Give back only the lines from the one with "Enumerate this screenshot's" through the last line of the data, exactly as they appear.

Data section:
○ ○ ○ ○ ○
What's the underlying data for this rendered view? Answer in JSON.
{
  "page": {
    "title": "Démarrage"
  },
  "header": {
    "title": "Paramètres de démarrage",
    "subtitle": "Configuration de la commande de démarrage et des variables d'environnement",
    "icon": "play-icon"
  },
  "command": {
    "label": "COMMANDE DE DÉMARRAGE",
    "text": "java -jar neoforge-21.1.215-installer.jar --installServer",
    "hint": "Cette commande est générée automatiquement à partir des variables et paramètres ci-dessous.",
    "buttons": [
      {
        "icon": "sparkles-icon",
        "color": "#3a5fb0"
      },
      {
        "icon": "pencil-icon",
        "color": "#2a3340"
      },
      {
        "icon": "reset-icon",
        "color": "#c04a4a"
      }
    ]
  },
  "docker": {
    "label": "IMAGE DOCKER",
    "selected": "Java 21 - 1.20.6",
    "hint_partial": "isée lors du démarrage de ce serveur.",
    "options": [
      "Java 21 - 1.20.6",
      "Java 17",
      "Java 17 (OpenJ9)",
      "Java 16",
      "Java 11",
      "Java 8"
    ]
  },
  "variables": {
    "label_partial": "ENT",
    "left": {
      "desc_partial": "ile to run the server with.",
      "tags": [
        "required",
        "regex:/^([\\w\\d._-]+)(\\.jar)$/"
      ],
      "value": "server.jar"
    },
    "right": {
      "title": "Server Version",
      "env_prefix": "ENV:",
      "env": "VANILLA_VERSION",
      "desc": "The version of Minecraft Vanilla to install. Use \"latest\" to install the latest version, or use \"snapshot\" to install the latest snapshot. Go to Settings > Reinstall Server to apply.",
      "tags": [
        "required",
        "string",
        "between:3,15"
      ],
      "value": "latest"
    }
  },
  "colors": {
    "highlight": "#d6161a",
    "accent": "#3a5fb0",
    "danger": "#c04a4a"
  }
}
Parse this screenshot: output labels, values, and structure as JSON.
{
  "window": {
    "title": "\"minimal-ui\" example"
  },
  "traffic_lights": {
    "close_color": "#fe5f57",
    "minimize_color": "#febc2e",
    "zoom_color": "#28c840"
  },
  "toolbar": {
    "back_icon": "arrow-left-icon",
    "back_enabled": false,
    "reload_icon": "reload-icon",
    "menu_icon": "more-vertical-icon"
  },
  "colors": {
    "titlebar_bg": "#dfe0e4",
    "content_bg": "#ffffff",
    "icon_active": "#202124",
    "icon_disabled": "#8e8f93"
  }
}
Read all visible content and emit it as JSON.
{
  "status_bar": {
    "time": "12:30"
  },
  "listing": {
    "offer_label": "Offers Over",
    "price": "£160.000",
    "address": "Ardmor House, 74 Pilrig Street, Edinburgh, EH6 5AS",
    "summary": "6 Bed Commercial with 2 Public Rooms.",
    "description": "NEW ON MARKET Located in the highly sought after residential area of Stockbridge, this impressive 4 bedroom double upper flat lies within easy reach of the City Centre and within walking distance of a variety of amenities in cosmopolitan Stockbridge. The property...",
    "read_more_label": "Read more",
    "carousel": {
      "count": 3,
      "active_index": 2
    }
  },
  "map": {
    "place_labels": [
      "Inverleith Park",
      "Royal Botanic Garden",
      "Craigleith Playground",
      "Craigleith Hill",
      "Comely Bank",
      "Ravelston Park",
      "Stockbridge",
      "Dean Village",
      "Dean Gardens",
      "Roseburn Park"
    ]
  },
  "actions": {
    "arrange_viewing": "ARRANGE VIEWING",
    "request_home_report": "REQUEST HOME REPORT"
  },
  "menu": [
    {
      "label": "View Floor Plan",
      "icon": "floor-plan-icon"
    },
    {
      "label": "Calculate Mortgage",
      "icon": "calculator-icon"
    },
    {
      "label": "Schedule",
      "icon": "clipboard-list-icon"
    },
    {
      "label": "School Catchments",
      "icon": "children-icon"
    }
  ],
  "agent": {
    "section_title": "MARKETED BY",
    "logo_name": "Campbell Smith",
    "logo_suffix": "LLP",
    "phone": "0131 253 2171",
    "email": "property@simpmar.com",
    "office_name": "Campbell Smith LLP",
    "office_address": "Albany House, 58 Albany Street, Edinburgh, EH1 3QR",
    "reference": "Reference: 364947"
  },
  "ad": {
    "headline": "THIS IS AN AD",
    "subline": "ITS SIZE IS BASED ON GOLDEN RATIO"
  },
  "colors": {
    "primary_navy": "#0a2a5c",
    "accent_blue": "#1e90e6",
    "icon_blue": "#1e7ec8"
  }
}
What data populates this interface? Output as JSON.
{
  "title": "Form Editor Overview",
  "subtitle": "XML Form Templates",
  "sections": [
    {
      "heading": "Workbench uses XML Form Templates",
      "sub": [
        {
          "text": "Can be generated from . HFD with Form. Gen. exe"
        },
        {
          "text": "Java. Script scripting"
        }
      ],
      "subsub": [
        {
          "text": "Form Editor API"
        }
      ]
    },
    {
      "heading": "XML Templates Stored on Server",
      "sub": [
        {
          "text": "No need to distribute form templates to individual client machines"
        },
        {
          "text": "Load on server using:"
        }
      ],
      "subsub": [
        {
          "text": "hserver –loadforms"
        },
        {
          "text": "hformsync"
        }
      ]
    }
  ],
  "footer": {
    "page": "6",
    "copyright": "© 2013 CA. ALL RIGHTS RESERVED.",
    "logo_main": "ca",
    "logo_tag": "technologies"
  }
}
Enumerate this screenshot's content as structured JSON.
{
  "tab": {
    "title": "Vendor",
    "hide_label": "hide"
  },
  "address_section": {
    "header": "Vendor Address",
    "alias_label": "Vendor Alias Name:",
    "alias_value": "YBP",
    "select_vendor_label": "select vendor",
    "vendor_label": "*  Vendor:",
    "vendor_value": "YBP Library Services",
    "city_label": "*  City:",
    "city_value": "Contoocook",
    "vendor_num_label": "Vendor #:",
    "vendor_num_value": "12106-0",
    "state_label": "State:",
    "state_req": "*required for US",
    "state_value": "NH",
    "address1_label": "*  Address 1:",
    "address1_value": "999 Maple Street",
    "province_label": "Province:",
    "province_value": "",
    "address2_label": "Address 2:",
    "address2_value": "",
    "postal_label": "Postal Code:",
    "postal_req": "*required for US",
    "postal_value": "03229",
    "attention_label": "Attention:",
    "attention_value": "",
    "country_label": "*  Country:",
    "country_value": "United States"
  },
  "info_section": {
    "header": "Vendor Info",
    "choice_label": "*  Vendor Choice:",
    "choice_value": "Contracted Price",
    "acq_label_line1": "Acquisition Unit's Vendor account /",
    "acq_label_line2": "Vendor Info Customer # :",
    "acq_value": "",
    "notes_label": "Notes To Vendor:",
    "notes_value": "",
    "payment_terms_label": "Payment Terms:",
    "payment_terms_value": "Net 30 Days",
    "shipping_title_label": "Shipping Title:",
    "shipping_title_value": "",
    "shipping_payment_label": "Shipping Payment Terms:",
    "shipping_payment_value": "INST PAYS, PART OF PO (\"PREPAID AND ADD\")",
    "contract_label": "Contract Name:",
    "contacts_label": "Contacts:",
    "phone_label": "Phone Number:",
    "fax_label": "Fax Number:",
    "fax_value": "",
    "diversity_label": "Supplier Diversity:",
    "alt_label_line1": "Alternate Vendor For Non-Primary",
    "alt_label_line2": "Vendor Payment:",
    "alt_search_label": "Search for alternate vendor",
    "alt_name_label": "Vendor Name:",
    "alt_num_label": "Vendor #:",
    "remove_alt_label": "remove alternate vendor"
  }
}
○ ○ ○ ○ ○
Exercise result:
Enumerate this screenshot's content as structured JSON.
{
  "tab": {
    "title": "Vendor",
    "hide_label": "hide"
  },
  "address_section": {
    "header": "Vendor Address",
    "alias_label": "Vendor Alias Name:",
    "alias_value": "YBP",
    "select_vendor_label": "select vendor",
    "vendor_label": "*  Vendor:",
    "vendor_value": "YBP Library Services",
    "city_label": "*  City:",
    "city_value": "Contoocook",
    "vendor_num_label": "Vendor #:",
    "vendor_num_value": "12106-0",
    "state_label": "State:",
    "state_req": "*required for US",
    "state_value": "NH",
    "address1_label": "*  Address 1:",
    "address1_value": "999 Maple Street",
    "province_label": "Province:",
    "province_value": "",
    "address2_label": "Address 2:",
    "address2_value": "",
    "postal_label": "Postal Code:",
    "postal_req": "*required for US",
    "postal_value": "03229",
    "attention_label": "Attention:",
    "attention_value": "",
    "country_label": "*  Country:",
    "country_value": "United States"
  },
  "info_section": {
    "header": "Vendor Info",
    "choice_label": "*  Vendor Choice:",
    "choice_value": "Contracted Price",
    "acq_label_line1": "Acquisition Unit's Vendor account /",
    "acq_label_line2": "Vendor Info Customer # :",
    "acq_value": "",
    "notes_label": "Notes To Vendor:",
    "notes_value": "",
    "payment_terms_label": "Payment Terms:",
    "payment_terms_value": "Net 30 Days",
    "shipping_title_label": "Shipping Title:",
    "shipping_title_value": "",
    "shipping_payment_label": "Shipping Payment Terms:",
    "shipping_payment_value": "INST PAYS, PART OF PO (\"PREPAID AND ADD\")",
    "contract_label": "Contract Name:",
    "contacts_label": "Contacts:",
    "phone_label": "Phone Number:",
    "fax_label": "Fax Number:",
    "fax_value": "",
    "diversity_label": "Supplier Diversity:",
    "alt_label_line1": "Alternate Vendor For Non-Primary",
    "alt_label_line2": "Vendor Payment:",
    "alt_search_label": "Search for alternate vendor",
    "alt_name_label": "Vendor Name:",
    "alt_num_label": "Vendor #:",
    "remove_alt_label": "remove alternate vendor"
  }
}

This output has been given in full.